Directions for this task.
How many lines of the material below contain the string "DELEGADO"? Answer with the number and nothing else.

==== Source material ====

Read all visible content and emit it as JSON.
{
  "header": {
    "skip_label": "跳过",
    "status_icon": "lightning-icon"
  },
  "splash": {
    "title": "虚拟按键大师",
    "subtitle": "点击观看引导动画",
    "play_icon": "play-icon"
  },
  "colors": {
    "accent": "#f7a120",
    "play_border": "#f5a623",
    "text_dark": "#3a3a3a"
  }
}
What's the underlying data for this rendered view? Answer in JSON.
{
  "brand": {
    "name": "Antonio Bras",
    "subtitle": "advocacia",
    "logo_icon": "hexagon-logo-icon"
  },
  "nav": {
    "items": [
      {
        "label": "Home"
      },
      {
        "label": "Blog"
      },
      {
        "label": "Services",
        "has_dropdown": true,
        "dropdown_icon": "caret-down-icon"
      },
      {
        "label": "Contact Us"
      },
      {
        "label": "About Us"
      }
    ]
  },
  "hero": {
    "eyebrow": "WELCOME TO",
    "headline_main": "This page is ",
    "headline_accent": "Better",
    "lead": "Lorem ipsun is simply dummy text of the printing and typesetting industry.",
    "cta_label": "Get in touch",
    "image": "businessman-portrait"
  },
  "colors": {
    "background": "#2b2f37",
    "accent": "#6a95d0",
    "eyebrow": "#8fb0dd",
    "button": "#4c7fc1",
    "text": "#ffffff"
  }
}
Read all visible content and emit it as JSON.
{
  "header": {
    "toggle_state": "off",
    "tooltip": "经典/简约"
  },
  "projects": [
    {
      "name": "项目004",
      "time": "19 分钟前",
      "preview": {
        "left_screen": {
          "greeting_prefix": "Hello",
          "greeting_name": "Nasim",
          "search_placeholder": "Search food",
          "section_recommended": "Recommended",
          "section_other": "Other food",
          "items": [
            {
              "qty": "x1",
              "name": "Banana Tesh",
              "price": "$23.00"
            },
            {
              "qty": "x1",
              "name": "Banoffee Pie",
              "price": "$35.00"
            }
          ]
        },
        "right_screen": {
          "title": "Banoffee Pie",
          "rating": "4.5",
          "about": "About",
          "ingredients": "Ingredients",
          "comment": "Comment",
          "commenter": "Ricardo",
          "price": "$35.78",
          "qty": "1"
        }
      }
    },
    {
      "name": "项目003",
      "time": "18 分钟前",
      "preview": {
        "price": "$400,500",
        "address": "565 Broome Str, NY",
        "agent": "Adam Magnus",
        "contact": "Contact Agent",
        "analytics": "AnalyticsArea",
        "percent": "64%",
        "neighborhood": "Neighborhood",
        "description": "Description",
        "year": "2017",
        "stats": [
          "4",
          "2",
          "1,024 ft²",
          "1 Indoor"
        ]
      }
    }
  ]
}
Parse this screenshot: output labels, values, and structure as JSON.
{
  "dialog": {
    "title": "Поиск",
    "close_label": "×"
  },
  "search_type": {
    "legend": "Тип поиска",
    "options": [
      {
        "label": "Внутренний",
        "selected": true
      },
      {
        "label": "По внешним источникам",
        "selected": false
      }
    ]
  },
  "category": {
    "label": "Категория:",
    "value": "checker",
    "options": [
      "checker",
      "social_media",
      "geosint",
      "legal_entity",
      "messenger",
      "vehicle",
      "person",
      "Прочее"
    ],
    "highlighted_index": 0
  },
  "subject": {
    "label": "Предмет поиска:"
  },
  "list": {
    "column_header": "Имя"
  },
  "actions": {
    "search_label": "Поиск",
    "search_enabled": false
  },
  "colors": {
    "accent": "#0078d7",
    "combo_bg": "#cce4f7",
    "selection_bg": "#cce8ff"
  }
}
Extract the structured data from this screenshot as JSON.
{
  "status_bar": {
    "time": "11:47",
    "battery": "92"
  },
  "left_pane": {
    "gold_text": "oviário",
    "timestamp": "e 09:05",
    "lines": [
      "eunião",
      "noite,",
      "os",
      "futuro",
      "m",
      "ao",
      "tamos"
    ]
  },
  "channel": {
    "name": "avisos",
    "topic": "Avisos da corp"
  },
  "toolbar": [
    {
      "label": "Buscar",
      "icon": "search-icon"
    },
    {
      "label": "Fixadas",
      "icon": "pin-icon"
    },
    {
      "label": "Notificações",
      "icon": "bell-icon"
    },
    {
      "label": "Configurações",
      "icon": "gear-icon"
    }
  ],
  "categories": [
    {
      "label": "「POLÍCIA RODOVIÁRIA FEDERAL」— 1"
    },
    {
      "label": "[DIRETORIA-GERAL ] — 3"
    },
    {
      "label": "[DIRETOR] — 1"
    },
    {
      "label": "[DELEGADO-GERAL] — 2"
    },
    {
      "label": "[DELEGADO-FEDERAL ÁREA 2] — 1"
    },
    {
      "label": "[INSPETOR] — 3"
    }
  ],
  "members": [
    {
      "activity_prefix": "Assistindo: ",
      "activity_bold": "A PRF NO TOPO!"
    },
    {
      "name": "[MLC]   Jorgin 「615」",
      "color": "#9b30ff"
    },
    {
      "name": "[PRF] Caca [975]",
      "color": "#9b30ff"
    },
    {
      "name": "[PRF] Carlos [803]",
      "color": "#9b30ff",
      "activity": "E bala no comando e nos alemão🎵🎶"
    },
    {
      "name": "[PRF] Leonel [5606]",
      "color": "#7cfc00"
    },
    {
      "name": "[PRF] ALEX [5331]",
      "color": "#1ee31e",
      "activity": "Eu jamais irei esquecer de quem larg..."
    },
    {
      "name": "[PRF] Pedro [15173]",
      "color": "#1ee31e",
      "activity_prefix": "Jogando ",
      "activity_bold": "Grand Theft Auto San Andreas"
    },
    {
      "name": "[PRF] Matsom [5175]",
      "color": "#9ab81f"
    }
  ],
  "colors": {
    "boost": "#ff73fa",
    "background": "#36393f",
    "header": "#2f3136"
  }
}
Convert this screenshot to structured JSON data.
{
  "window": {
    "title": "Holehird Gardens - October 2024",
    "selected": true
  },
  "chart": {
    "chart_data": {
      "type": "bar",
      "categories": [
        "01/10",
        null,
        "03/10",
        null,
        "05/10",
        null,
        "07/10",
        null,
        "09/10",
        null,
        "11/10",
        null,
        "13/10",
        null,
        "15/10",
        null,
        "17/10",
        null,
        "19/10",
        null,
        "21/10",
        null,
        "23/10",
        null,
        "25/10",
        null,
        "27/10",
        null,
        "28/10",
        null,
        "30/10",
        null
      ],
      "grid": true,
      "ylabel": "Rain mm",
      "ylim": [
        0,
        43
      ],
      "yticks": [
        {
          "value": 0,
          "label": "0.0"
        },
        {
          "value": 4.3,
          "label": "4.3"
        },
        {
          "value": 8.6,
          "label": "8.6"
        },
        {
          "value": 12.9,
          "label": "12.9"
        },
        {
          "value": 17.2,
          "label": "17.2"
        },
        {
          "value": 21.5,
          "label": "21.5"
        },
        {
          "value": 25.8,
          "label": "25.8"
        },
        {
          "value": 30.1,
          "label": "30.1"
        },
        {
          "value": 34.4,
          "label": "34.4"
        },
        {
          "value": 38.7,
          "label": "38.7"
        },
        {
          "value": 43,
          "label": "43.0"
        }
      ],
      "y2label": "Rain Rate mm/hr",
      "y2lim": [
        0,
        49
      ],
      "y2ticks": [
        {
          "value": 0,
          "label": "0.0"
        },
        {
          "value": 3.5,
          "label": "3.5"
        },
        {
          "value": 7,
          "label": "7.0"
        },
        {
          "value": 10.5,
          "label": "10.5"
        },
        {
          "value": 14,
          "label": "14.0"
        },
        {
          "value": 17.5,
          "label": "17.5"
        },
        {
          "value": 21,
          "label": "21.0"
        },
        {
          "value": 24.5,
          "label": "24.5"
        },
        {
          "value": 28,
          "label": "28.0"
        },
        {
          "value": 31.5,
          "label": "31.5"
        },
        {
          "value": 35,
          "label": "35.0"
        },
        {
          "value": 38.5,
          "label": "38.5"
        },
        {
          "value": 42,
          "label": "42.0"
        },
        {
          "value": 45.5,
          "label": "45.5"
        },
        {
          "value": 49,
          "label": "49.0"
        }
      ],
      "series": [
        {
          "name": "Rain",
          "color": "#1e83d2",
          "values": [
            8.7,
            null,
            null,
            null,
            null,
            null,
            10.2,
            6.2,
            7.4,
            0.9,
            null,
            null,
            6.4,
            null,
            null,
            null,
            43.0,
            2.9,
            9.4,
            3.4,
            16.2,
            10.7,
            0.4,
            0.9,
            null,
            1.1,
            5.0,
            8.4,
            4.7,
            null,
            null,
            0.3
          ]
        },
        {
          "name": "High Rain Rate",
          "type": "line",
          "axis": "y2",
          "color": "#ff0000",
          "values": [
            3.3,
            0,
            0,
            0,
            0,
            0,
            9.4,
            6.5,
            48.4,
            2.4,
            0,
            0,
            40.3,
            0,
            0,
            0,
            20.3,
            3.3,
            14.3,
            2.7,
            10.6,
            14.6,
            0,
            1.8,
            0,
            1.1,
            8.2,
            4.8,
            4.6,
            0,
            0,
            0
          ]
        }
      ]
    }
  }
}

====

Output of the task.
2